# MATERIAL PROVIDED start

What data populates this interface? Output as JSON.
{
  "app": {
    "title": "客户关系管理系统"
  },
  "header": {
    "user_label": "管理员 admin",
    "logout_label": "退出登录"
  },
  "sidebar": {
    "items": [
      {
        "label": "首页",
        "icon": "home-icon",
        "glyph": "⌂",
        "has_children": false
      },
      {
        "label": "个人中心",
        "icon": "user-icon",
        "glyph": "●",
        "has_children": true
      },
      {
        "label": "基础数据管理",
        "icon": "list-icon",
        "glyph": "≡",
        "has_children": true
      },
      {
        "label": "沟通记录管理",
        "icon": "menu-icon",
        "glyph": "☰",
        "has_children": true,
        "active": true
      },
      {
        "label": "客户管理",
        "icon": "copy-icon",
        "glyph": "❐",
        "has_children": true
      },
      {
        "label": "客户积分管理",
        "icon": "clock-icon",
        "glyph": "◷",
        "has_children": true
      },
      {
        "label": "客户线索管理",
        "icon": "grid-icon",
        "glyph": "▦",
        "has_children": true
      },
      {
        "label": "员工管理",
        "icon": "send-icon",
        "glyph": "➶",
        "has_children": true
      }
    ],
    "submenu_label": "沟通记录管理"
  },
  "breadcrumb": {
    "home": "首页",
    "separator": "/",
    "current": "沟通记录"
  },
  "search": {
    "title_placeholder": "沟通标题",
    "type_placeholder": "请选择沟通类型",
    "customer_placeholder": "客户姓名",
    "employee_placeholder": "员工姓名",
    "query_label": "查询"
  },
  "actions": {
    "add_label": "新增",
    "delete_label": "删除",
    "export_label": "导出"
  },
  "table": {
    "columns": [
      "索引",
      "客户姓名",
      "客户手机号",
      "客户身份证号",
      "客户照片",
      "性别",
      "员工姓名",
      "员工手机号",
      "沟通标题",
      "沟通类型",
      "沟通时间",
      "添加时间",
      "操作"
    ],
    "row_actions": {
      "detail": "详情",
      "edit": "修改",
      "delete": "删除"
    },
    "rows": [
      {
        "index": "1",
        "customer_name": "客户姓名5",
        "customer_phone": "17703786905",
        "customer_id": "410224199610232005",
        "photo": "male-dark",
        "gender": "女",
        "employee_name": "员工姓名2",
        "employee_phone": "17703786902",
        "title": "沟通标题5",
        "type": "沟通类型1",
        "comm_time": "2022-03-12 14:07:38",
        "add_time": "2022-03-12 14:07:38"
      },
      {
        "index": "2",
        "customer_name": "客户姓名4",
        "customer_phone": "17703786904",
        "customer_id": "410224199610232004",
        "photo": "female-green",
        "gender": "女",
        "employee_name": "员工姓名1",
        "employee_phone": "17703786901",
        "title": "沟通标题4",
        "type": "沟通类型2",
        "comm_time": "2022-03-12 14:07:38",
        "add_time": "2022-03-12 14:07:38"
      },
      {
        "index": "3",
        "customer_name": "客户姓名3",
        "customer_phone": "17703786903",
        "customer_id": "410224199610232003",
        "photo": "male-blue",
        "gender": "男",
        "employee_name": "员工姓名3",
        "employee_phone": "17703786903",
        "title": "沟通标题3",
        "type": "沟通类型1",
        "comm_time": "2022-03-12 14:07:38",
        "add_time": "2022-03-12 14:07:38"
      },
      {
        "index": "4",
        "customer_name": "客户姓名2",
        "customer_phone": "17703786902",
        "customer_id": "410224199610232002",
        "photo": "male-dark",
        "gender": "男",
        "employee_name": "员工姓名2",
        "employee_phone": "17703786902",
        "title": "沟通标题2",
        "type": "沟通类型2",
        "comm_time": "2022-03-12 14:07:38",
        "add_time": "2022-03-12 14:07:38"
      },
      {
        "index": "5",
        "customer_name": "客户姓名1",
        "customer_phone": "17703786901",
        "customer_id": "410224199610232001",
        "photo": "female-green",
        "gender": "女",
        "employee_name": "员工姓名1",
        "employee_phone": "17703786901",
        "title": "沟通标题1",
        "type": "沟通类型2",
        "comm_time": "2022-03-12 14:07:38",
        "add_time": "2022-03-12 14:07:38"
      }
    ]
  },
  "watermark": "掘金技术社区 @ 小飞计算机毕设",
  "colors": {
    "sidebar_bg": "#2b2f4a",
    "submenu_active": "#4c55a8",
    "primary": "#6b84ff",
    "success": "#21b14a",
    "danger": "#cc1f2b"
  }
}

# MATERIAL PROVIDED end

Write out every line of the records exactly.

What data populates this interface? Output as JSON.
{
  "app": {
    "title": "客户关系管理系统"
  },
  "header": {
    "user_label": "管理员 admin",
    "logout_label": "退出登录"
  },
  "sidebar": {
    "items": [
      {
        "label": "首页",
        "icon": "home-icon",
        "glyph": "⌂",
        "has_children": false
      },
      {
        "label": "个人中心",
        "icon": "user-icon",
        "glyph": "●",
        "has_children": true
      },
      {
        "label": "基础数据管理",
        "icon": "list-icon",
        "glyph": "≡",
        "has_children": true
      },
      {
        "label": "沟通记录管理",
        "icon": "menu-icon",
        "glyph": "☰",
        "has_children": true,
        "active": true
      },
      {
        "label": "客户管理",
        "icon": "copy-icon",
        "glyph": "❐",
        "has_children": true
      },
      {
        "label": "客户积分管理",
        "icon": "clock-icon",
        "glyph": "◷",
        "has_children": true
      },
      {
        "label": "客户线索管理",
        "icon": "grid-icon",
        "glyph": "▦",
        "has_children": true
      },
      {
        "label": "员工管理",
        "icon": "send-icon",
        "glyph": "➶",
        "has_children": true
      }
    ],
    "submenu_label": "沟通记录管理"
  },
  "breadcrumb": {
    "home": "首页",
    "separator": "/",
    "current": "沟通记录"
  },
  "search": {
    "title_placeholder": "沟通标题",
    "type_placeholder": "请选择沟通类型",
    "customer_placeholder": "客户姓名",
    "employee_placeholder": "员工姓名",
    "query_label": "查询"
  },
  "actions": {
    "add_label": "新增",
    "delete_label": "删除",
    "export_label": "导出"
  },
  "table": {
    "columns": [
      "索引",
      "客户姓名",
      "客户手机号",
      "客户身份证号",
      "客户照片",
      "性别",
      "员工姓名",
      "员工手机号",
      "沟通标题",
      "沟通类型",
      "沟通时间",
      "添加时间",
      "操作"
    ],
    "row_actions": {
      "detail": "详情",
      "edit": "修改",
      "delete": "删除"
    },
    "rows": [
      {
        "index": "1",
        "customer_name": "客户姓名5",
        "customer_phone": "17703786905",
        "customer_id": "410224199610232005",
        "photo": "male-dark",
        "gender": "女",
        "employee_name": "员工姓名2",
        "employee_phone": "17703786902",
        "title": "沟通标题5",
        "type": "沟通类型1",
        "comm_time": "2022-03-12 14:07:38",
        "add_time": "2022-03-12 14:07:38"
      },
      {
        "index": "2",
        "customer_name": "客户姓名4",
        "customer_phone": "17703786904",
        "customer_id": "410224199610232004",
        "photo": "female-green",
        "gender": "女",
        "employee_name": "员工姓名1",
        "employee_phone": "17703786901",
        "title": "沟通标题4",
        "type": "沟通类型2",
        "comm_time": "2022-03-12 14:07:38",
        "add_time": "2022-03-12 14:07:38"
      },
      {
        "index": "3",
        "customer_name": "客户姓名3",
        "customer_phone": "17703786903",
        "customer_id": "410224199610232003",
        "photo": "male-blue",
        "gender": "男",
        "employee_name": "员工姓名3",
        "employee_phone": "17703786903",
        "title": "沟通标题3",
        "type": "沟通类型1",
        "comm_time": "2022-03-12 14:07:38",
        "add_time": "2022-03-12 14:07:38"
      },
      {
        "index": "4",
        "customer_name": "客户姓名2",
        "customer_phone": "17703786902",
        "customer_id": "410224199610232002",
        "photo": "male-dark",
        "gender": "男",
        "employee_name": "员工姓名2",
        "employee_phone": "17703786902",
        "title": "沟通标题2",
        "type": "沟通类型2",
        "comm_time": "2022-03-12 14:07:38",
        "add_time": "2022-03-12 14:07:38"
      },
      {
        "index": "5",
        "customer_name": "客户姓名1",
        "customer_phone": "17703786901",
        "customer_id": "410224199610232001",
        "photo": "female-green",
        "gender": "女",
        "employee_name": "员工姓名1",
        "employee_phone": "17703786901",
        "title": "沟通标题1",
        "type": "沟通类型2",
        "comm_time": "2022-03-12 14:07:38",
        "add_time": "2022-03-12 14:07:38"
      }
    ]
  },
  "watermark": "掘金技术社区 @ 小飞计算机毕设",
  "colors": {
    "sidebar_bg": "#2b2f4a",
    "submenu_active": "#4c55a8",
    "primary": "#6b84ff",
    "success": "#21b14a",
    "danger": "#cc1f2b"
  }
}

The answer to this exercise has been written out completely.